[Dataset items]

|---|

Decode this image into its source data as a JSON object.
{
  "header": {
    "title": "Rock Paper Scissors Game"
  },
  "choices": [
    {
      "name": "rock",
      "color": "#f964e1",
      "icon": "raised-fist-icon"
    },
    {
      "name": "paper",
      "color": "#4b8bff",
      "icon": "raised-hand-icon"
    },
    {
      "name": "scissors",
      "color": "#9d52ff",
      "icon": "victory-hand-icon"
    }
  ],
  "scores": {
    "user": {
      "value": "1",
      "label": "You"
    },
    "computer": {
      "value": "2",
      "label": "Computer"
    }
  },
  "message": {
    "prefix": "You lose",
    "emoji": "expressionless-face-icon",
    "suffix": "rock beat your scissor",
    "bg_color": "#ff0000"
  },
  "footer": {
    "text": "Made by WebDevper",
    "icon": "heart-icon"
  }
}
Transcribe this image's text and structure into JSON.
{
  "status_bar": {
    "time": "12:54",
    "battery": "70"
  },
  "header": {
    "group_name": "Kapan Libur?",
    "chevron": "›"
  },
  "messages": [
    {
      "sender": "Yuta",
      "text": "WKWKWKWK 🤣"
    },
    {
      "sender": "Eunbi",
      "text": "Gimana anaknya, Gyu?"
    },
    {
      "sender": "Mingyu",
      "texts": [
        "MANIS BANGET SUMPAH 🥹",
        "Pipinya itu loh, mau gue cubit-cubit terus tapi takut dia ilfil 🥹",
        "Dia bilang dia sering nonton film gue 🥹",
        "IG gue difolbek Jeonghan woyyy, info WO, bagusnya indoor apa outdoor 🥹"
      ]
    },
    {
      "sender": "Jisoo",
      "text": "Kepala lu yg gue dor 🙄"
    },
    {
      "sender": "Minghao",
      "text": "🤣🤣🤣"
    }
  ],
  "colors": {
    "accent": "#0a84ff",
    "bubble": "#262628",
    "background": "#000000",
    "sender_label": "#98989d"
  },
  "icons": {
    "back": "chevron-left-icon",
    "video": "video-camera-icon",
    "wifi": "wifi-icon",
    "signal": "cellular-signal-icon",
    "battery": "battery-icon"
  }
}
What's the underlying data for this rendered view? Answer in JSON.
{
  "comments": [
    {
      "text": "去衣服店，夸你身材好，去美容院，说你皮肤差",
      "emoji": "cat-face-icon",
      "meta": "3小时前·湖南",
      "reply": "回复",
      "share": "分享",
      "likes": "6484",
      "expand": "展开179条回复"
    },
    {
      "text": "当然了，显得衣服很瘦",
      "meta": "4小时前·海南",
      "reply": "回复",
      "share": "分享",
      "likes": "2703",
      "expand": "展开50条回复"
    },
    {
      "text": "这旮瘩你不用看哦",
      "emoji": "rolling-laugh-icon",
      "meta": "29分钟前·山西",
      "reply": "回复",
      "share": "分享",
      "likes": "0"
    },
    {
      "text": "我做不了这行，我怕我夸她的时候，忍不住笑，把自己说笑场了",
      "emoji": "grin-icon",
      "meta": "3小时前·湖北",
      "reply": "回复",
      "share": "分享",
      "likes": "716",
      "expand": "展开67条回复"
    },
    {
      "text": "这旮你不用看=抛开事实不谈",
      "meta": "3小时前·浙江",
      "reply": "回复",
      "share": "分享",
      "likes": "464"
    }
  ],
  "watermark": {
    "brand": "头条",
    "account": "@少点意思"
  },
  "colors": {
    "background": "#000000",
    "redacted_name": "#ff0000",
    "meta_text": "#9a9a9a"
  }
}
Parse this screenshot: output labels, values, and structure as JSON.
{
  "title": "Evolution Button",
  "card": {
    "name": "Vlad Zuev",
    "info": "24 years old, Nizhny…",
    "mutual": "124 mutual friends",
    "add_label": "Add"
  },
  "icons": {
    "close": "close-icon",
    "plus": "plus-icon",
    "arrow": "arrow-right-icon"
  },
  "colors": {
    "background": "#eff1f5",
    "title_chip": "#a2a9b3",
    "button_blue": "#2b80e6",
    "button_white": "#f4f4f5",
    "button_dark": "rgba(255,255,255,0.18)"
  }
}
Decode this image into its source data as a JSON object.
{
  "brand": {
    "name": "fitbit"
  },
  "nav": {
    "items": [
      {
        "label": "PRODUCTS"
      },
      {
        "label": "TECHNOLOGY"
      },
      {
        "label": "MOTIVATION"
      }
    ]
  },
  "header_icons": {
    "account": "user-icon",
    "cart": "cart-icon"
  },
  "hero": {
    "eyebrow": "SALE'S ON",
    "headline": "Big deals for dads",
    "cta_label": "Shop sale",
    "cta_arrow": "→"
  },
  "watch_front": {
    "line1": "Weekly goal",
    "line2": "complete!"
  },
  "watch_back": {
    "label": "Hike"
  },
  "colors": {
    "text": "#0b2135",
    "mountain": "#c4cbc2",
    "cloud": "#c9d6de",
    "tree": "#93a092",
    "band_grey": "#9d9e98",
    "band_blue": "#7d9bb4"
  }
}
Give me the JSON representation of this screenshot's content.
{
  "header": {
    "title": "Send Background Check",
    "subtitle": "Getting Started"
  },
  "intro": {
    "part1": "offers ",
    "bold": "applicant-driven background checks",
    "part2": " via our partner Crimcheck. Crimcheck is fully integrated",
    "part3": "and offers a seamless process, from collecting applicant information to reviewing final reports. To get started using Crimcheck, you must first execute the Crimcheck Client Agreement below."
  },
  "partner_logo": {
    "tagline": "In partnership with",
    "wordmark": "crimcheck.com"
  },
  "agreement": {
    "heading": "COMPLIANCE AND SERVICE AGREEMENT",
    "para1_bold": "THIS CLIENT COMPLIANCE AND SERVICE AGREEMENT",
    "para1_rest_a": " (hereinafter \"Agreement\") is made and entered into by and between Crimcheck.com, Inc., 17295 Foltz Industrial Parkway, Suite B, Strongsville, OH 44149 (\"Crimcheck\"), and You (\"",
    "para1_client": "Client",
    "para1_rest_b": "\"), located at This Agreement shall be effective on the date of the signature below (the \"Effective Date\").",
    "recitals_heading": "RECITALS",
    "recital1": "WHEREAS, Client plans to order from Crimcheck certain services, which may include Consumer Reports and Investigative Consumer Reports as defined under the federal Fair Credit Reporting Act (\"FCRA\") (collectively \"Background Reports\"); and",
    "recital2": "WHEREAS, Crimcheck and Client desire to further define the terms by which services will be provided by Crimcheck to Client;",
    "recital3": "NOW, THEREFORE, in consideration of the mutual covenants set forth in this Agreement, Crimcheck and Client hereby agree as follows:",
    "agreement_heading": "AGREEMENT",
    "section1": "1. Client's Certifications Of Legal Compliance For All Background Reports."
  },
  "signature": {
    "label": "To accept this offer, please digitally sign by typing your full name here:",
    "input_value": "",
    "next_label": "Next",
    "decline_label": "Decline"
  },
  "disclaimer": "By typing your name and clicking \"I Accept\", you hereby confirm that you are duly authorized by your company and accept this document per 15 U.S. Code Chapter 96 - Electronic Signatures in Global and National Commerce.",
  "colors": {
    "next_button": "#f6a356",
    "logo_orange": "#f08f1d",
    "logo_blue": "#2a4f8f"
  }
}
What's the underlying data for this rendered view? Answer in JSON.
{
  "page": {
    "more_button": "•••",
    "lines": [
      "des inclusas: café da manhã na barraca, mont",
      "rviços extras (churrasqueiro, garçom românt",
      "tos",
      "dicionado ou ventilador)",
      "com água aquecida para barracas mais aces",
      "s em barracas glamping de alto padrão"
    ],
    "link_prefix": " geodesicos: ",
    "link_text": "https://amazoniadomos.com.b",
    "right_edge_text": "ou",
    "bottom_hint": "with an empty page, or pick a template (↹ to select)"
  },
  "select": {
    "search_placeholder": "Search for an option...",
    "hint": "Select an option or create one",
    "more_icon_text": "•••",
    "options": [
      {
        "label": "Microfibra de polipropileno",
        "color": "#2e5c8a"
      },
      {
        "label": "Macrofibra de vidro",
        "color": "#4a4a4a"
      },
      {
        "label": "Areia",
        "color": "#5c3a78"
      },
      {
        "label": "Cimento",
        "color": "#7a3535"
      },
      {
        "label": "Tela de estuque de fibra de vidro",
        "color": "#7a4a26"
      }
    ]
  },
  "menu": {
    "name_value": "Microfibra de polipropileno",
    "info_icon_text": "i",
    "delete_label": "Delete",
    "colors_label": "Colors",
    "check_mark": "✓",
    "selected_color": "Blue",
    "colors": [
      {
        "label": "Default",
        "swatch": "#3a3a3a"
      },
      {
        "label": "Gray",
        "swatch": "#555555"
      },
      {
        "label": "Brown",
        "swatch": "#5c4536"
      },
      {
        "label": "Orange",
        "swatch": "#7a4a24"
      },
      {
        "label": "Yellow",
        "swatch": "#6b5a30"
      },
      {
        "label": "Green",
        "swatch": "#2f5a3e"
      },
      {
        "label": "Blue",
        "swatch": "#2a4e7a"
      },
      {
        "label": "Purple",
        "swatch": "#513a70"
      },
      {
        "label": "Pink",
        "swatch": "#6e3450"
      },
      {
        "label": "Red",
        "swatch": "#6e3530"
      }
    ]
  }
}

|---|

**TASK:** Copy in full each line that holds the word "mutual".

**SOLUTION TO THIS PROBLEM:**
    "mutual": "124 mutual friends",
    "recital3": "NOW, THEREFORE, in consideration of the mutual covenants set forth in this Agreement, Crimcheck and Client hereby agree as follows:",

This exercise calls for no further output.